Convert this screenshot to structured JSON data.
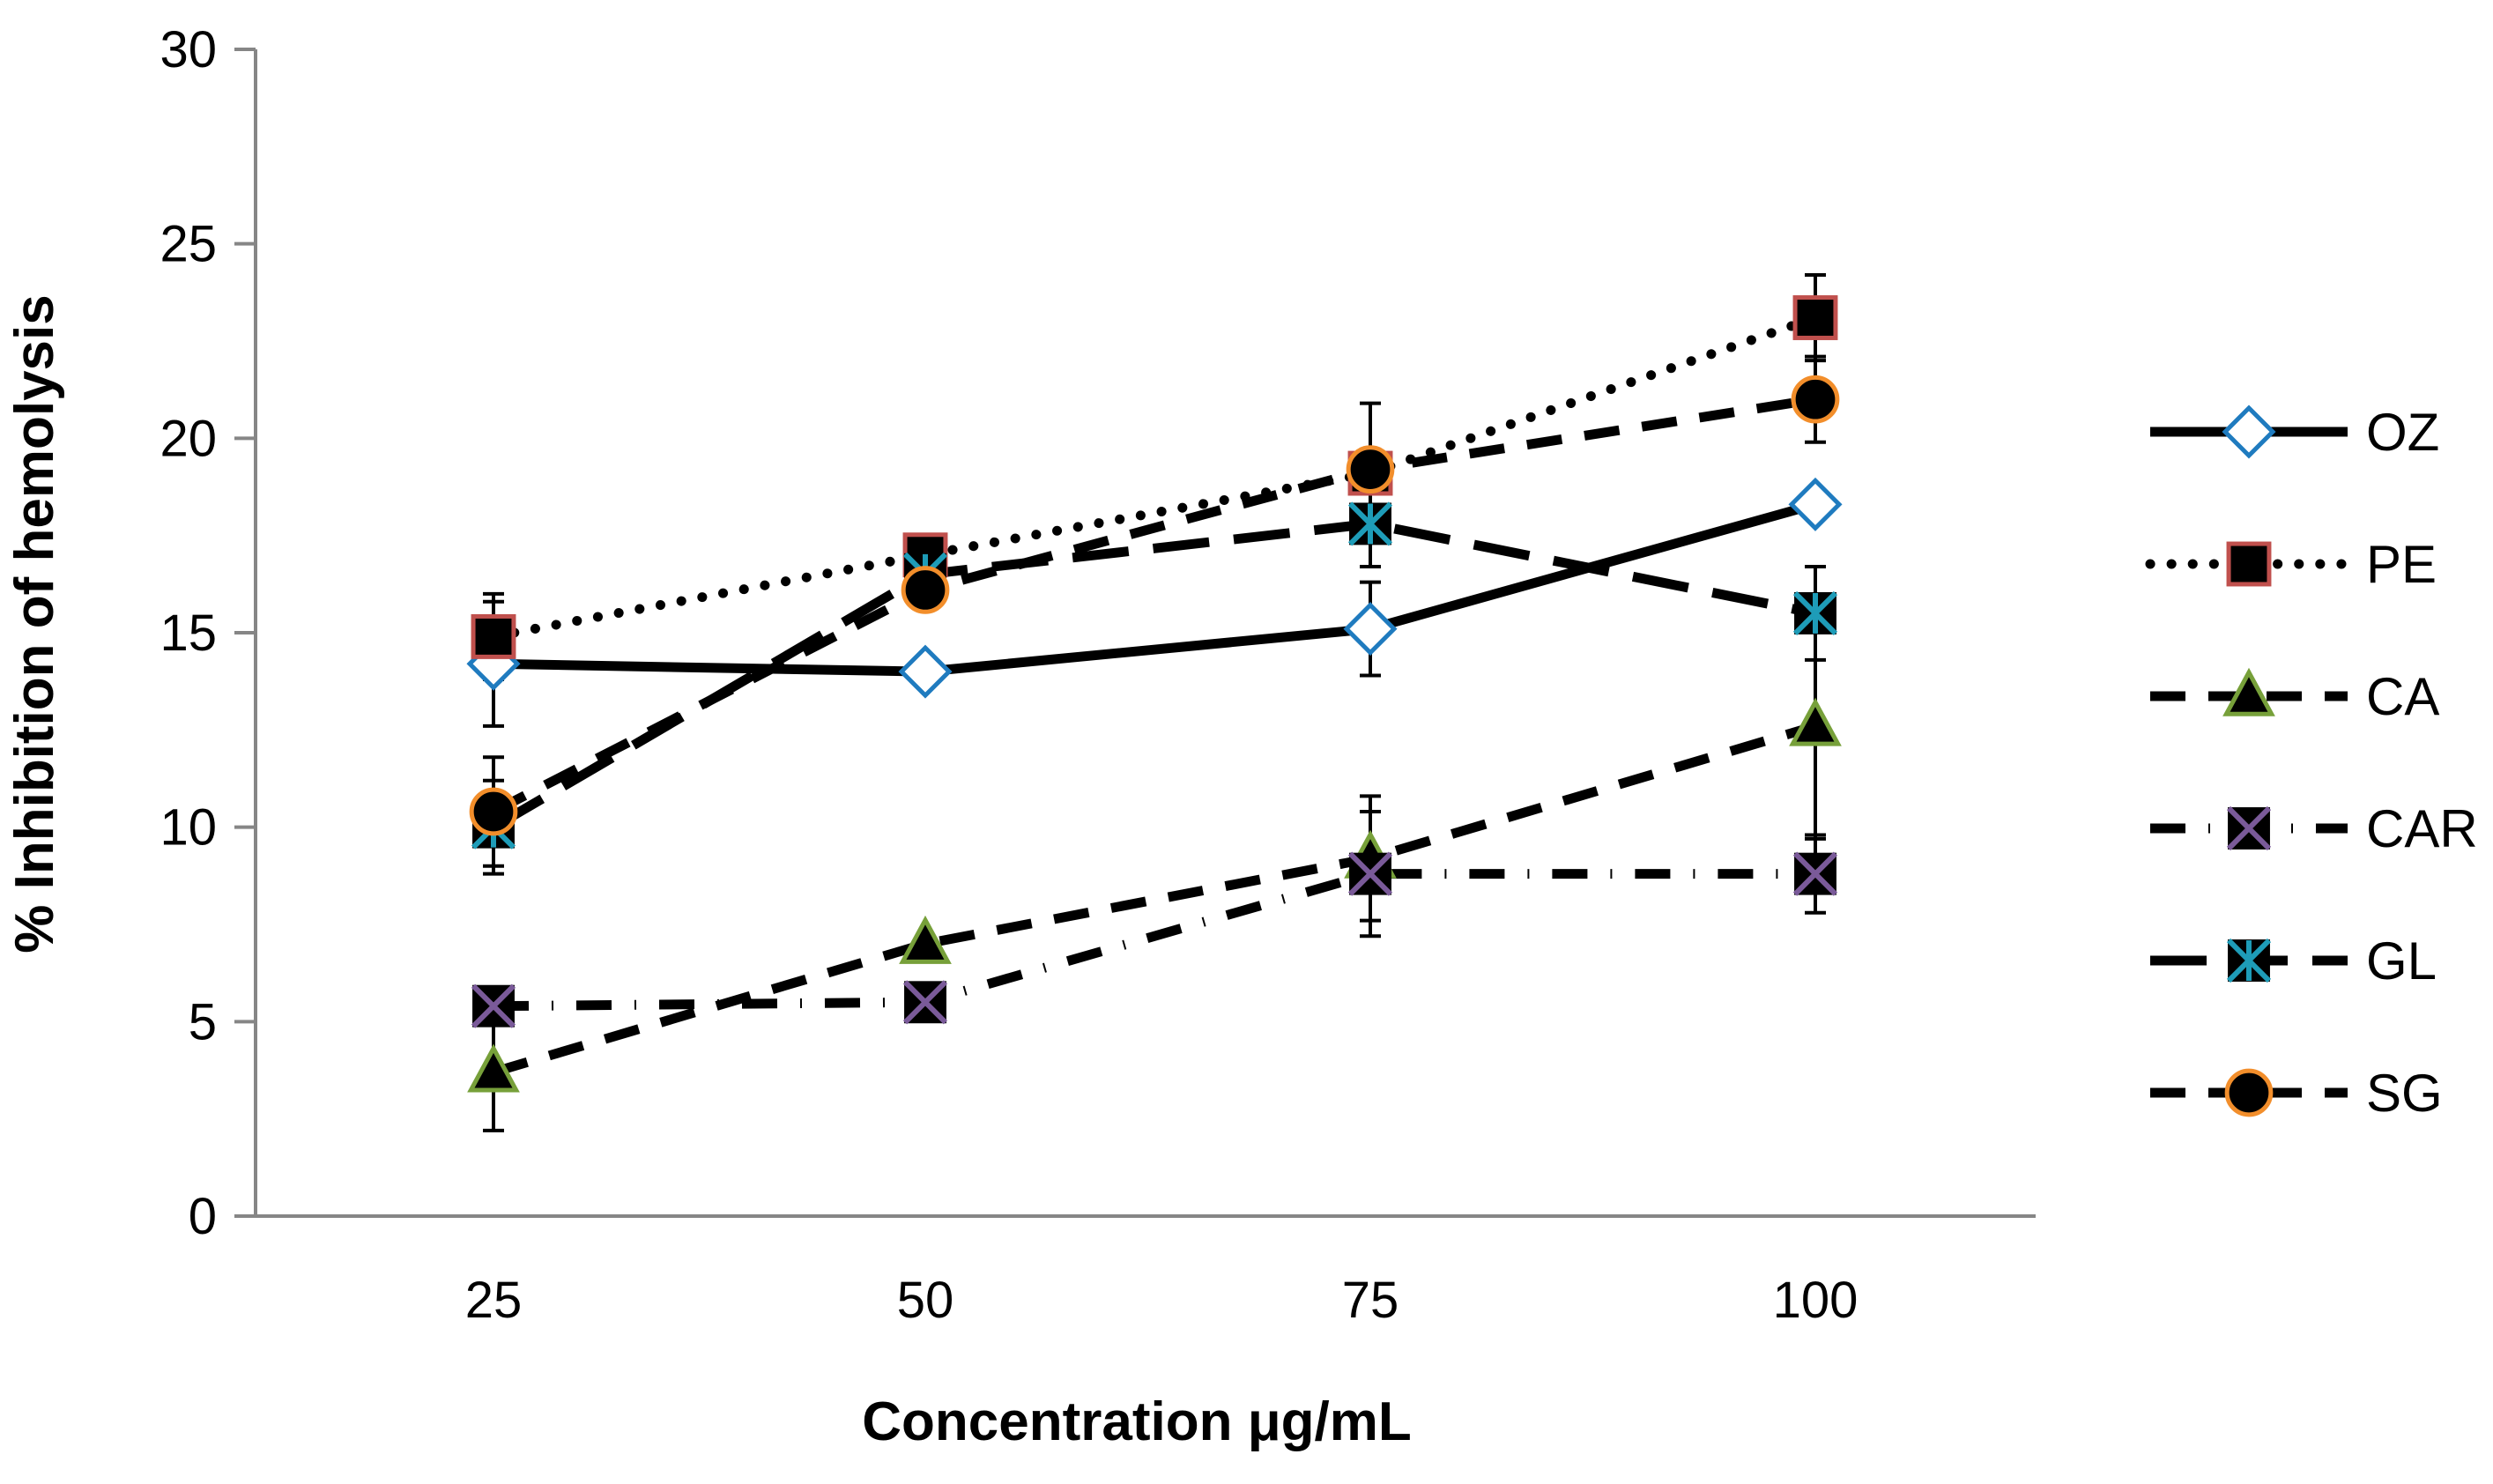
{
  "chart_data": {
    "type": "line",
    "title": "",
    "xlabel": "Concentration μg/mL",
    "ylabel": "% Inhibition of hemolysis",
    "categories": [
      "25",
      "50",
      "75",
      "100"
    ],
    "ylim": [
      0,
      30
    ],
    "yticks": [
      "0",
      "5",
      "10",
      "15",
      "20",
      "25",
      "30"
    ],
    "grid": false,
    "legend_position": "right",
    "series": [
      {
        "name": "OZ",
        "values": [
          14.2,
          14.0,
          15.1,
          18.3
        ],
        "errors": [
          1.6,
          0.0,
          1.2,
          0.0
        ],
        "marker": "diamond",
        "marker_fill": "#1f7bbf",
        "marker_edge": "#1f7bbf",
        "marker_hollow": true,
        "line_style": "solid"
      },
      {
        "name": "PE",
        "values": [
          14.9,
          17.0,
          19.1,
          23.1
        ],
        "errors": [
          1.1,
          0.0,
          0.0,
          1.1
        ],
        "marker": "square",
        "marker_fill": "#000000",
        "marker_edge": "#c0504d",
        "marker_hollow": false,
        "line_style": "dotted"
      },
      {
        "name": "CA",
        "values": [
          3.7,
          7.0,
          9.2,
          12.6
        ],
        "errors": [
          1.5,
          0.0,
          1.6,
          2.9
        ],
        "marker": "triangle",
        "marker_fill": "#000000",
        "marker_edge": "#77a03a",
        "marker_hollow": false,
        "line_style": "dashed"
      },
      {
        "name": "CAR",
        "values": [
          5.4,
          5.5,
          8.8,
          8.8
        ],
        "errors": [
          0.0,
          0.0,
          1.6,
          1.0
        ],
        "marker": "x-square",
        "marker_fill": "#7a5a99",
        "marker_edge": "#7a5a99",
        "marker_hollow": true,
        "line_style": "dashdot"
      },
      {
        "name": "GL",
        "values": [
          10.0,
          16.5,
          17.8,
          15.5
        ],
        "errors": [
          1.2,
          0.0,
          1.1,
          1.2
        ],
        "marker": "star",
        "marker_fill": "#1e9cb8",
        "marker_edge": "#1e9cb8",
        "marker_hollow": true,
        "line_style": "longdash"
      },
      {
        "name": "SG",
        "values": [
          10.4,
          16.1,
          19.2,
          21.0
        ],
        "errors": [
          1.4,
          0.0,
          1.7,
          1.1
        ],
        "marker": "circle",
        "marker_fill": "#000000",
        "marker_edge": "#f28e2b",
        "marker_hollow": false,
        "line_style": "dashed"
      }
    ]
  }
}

_ _ _ _ _

EXERCISE TASK :: Without the pictures, restate all of the entries above verbatim.

COMPLETED EXERCISE ::
Convert this screenshot to structured JSON data.
{
  "chart_data": {
    "type": "line",
    "title": "",
    "xlabel": "Concentration μg/mL",
    "ylabel": "% Inhibition of hemolysis",
    "categories": [
      "25",
      "50",
      "75",
      "100"
    ],
    "ylim": [
      0,
      30
    ],
    "yticks": [
      "0",
      "5",
      "10",
      "15",
      "20",
      "25",
      "30"
    ],
    "grid": false,
    "legend_position": "right",
    "series": [
      {
        "name": "OZ",
        "values": [
          14.2,
          14.0,
          15.1,
          18.3
        ],
        "errors": [
          1.6,
          0.0,
          1.2,
          0.0
        ],
        "marker": "diamond",
        "marker_fill": "#1f7bbf",
        "marker_edge": "#1f7bbf",
        "marker_hollow": true,
        "line_style": "solid"
      },
      {
        "name": "PE",
        "values": [
          14.9,
          17.0,
          19.1,
          23.1
        ],
        "errors": [
          1.1,
          0.0,
          0.0,
          1.1
        ],
        "marker": "square",
        "marker_fill": "#000000",
        "marker_edge": "#c0504d",
        "marker_hollow": false,
        "line_style": "dotted"
      },
      {
        "name": "CA",
        "values": [
          3.7,
          7.0,
          9.2,
          12.6
        ],
        "errors": [
          1.5,
          0.0,
          1.6,
          2.9
        ],
        "marker": "triangle",
        "marker_fill": "#000000",
        "marker_edge": "#77a03a",
        "marker_hollow": false,
        "line_style": "dashed"
      },
      {
        "name": "CAR",
        "values": [
          5.4,
          5.5,
          8.8,
          8.8
        ],
        "errors": [
          0.0,
          0.0,
          1.6,
          1.0
        ],
        "marker": "x-square",
        "marker_fill": "#7a5a99",
        "marker_edge": "#7a5a99",
        "marker_hollow": true,
        "line_style": "dashdot"
      },
      {
        "name": "GL",
        "values": [
          10.0,
          16.5,
          17.8,
          15.5
        ],
        "errors": [
          1.2,
          0.0,
          1.1,
          1.2
        ],
        "marker": "star",
        "marker_fill": "#1e9cb8",
        "marker_edge": "#1e9cb8",
        "marker_hollow": true,
        "line_style": "longdash"
      },
      {
        "name": "SG",
        "values": [
          10.4,
          16.1,
          19.2,
          21.0
        ],
        "errors": [
          1.4,
          0.0,
          1.7,
          1.1
        ],
        "marker": "circle",
        "marker_fill": "#000000",
        "marker_edge": "#f28e2b",
        "marker_hollow": false,
        "line_style": "dashed"
      }
    ]
  }
}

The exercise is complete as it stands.